+++ TASK INPUTS +++
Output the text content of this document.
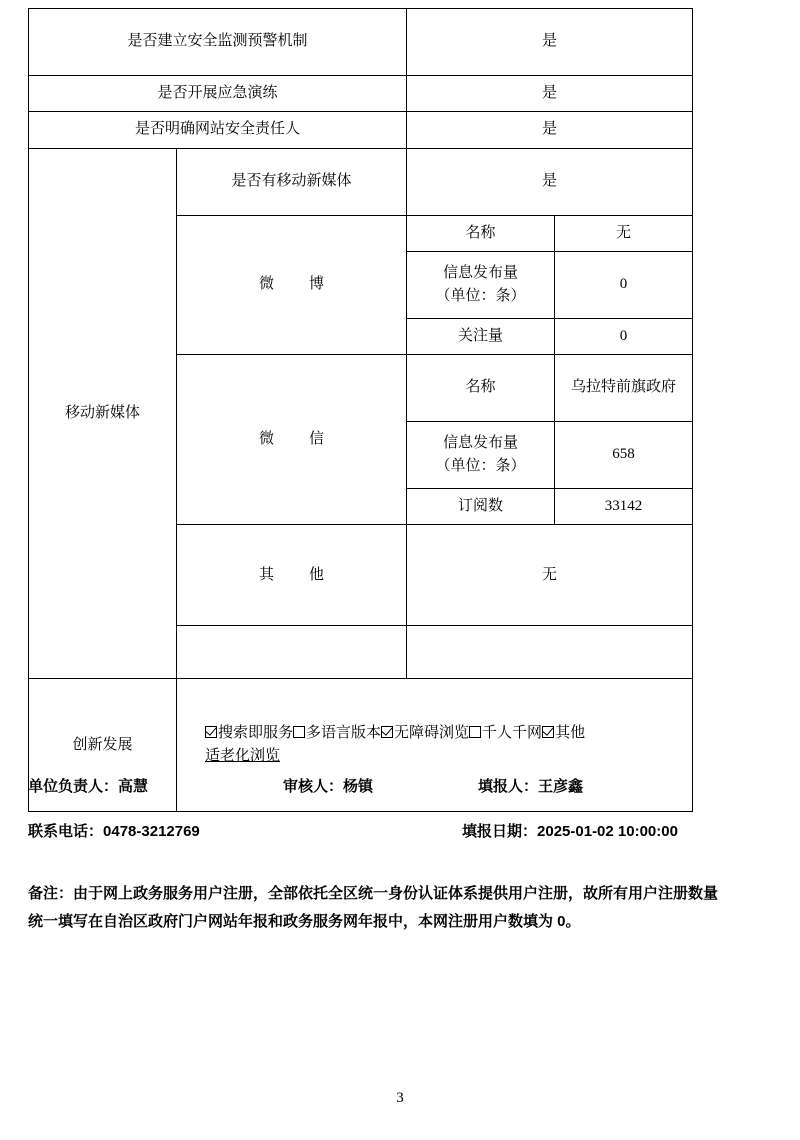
是否建立安全监测预警机制		是	
是否开展应急演练		是	
是否明确网站安全责任人		是	
移动新媒体	是否有移动新媒体	是	
	微　博	名称	无

		信息发布量
（单位：条）	0
		关注量	0
	微　信	名称	乌拉特前旗政府

		信息发布量
（单位：条）	658
		订阅数	33142
	其　他	无	

创新发展	搜索即服务 多语言版本 无障碍浏览 千人千网 其他
适老化浏览		
单位负责人：高慧	审核人：杨镇	填报人：王彦鑫
联系电话：0478-3212769	填报日期：2025-01-02 10:00:00
备注：由于网上政务服务用户注册，全部依托全区统一身份认证体系提供用户注册，故所有用户注册数量统一填写在自治区政府门户网站年报和政务服务网年报中，本网注册用户数填为 0。
3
+++
GIVEN REQUEST:
The records above must be echoed exactly, minus their pictures.

SOLUTION TO THE PROBLEM:
Output the text content of this document.
是否建立安全监测预警机制		是	
是否开展应急演练		是	
是否明确网站安全责任人		是	
移动新媒体	是否有移动新媒体	是	
	微　博	名称	无

		信息发布量
（单位：条）	0
		关注量	0
	微　信	名称	乌拉特前旗政府

		信息发布量
（单位：条）	658
		订阅数	33142
	其　他	无	

创新发展	搜索即服务 多语言版本 无障碍浏览 千人千网 其他
适老化浏览		
单位负责人：高慧	审核人：杨镇	填报人：王彦鑫
联系电话：0478-3212769	填报日期：2025-01-02 10:00:00
备注：由于网上政务服务用户注册，全部依托全区统一身份认证体系提供用户注册，故所有用户注册数量统一填写在自治区政府门户网站年报和政务服务网年报中，本网注册用户数填为 0。
3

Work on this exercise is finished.